§ Your task: From the listing below, pull each line that includes "July".

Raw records
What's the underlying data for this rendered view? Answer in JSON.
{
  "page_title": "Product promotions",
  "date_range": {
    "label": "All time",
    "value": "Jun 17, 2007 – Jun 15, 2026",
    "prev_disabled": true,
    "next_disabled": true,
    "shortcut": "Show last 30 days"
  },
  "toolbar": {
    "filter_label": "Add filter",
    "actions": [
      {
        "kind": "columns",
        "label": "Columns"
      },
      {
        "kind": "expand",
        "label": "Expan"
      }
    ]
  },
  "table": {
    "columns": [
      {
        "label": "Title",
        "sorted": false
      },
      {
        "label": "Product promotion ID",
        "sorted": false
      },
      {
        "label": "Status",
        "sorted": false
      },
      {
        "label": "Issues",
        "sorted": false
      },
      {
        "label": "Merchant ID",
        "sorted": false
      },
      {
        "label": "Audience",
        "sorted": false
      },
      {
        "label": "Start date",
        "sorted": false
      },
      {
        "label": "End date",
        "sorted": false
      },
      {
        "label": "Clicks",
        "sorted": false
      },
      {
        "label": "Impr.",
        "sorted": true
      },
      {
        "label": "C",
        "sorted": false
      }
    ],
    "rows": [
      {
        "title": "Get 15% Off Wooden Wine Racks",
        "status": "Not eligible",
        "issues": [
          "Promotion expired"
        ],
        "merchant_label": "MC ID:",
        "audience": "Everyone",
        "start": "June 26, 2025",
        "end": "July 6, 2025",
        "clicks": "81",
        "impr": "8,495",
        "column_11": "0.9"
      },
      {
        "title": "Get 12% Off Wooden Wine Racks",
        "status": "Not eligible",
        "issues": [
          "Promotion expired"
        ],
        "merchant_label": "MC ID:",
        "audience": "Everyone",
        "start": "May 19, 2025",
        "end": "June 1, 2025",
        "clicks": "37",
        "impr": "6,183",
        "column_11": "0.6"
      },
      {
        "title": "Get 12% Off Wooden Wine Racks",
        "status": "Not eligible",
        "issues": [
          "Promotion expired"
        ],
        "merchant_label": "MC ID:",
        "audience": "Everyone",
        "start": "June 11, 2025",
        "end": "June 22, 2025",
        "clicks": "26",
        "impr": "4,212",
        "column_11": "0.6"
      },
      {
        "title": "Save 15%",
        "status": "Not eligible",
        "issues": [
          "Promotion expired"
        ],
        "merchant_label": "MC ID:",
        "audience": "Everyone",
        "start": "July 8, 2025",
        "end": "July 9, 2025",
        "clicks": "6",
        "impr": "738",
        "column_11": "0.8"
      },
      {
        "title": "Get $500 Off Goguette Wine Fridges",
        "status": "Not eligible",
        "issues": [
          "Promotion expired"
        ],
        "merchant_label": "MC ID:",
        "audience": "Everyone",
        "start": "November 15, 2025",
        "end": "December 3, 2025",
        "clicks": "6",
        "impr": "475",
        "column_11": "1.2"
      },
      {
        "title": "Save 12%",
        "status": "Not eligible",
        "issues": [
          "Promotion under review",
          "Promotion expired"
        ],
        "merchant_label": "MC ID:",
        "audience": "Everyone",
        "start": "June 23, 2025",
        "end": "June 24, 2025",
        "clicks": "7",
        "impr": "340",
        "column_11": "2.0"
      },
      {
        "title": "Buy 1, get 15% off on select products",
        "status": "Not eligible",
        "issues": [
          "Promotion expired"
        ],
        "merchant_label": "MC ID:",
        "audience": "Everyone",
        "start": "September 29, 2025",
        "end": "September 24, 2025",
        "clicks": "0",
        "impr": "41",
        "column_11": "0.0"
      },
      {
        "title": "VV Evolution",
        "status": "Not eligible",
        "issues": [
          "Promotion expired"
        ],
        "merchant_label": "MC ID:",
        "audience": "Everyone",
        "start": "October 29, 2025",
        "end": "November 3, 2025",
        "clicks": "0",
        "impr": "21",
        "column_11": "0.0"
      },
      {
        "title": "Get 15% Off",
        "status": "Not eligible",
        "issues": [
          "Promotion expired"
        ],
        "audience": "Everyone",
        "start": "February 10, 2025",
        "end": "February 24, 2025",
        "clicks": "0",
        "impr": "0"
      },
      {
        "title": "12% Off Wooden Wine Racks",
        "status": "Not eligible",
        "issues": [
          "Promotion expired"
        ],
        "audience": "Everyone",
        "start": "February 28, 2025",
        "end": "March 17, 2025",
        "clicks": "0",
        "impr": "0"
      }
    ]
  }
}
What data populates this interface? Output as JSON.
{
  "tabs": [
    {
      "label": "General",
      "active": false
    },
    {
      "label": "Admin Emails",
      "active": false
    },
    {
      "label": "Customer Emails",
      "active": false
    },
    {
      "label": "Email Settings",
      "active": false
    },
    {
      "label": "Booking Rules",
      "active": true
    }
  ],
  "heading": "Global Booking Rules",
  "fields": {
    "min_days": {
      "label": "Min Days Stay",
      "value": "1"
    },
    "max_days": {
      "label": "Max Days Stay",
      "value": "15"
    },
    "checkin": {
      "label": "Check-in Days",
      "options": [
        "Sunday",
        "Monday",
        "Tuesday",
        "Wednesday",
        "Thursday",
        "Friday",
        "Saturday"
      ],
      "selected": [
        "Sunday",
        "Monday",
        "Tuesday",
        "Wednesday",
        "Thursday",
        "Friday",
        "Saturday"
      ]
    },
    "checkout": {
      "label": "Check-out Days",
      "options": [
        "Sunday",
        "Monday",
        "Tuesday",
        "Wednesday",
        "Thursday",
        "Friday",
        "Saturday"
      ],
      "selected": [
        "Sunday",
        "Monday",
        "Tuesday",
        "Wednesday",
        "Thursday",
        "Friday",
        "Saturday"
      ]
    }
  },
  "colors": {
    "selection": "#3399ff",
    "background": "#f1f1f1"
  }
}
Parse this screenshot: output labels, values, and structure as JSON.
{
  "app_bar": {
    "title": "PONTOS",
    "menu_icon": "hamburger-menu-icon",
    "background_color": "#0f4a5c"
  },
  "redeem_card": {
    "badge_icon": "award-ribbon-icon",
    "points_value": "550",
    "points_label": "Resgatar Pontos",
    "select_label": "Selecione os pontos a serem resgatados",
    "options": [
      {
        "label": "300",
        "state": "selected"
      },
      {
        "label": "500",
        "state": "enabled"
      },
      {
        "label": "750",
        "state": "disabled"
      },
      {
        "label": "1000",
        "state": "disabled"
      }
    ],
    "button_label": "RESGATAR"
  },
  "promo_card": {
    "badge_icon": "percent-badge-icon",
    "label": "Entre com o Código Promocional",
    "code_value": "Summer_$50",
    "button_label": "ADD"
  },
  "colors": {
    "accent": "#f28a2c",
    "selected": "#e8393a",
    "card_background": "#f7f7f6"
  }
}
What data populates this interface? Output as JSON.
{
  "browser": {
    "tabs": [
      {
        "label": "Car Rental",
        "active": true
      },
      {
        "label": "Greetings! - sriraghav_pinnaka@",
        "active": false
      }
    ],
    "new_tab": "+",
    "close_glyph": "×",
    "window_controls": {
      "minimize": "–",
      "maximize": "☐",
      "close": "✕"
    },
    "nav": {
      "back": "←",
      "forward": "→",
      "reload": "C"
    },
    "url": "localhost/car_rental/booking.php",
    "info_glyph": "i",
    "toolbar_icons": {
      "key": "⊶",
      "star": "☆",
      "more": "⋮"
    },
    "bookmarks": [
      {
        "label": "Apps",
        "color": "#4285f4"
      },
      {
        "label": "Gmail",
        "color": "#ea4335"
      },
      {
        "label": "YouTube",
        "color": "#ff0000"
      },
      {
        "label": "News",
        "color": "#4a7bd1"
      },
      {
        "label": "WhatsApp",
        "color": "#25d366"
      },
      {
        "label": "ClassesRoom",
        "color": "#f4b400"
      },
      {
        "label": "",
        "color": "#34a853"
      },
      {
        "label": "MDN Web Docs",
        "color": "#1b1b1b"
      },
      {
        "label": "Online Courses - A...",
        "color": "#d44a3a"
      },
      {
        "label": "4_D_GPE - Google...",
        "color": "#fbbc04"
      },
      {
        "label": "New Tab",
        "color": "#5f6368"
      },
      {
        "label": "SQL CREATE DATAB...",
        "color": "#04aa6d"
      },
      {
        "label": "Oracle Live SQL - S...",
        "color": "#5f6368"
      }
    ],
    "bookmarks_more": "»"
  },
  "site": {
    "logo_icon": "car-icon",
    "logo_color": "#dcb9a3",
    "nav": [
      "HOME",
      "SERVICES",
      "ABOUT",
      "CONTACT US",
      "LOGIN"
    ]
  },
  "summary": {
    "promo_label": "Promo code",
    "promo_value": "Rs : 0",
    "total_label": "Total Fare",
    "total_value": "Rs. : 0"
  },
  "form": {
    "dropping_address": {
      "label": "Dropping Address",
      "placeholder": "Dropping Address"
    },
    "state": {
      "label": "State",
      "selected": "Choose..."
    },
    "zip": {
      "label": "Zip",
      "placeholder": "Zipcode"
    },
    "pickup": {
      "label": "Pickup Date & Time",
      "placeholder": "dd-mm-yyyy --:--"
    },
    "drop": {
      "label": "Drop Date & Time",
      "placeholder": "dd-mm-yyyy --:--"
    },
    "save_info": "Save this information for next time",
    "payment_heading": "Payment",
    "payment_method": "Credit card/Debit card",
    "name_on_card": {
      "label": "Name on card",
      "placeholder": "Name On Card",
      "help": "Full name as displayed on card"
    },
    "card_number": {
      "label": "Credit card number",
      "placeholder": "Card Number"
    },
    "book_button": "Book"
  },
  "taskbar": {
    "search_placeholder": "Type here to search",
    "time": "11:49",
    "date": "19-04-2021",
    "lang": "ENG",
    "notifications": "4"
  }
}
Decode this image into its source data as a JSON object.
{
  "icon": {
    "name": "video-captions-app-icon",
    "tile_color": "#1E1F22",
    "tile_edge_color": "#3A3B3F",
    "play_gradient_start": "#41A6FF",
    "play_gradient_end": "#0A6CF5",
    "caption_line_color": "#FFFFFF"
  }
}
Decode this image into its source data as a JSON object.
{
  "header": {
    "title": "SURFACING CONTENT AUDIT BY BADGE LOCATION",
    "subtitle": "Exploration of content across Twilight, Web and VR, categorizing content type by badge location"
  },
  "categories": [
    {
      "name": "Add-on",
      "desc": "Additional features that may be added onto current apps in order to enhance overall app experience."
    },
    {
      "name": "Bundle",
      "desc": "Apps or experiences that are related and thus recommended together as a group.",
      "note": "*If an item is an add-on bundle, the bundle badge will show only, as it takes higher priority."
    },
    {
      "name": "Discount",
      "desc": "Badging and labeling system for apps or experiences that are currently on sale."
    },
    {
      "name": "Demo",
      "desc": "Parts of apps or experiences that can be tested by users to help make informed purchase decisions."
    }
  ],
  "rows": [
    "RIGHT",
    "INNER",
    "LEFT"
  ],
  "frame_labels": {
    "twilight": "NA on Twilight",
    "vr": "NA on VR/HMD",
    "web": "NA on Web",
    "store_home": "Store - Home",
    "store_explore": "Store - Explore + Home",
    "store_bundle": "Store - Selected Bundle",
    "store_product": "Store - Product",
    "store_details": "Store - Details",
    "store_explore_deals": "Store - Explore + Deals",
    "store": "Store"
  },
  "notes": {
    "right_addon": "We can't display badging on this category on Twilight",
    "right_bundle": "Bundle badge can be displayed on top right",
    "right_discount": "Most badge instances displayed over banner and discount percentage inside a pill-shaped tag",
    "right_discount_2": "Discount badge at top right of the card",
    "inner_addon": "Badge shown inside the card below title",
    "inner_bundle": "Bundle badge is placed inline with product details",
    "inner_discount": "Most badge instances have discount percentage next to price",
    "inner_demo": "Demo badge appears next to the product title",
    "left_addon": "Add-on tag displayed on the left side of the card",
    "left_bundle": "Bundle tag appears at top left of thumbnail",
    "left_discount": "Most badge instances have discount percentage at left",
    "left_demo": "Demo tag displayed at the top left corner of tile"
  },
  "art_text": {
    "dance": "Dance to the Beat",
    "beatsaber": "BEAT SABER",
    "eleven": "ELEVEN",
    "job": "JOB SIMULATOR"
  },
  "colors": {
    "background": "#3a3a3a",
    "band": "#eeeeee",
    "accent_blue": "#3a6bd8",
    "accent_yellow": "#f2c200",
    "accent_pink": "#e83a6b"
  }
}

§ Task response:
        "end": "July 6, 2025",
        "start": "July 8, 2025",
        "end": "July 9, 2025",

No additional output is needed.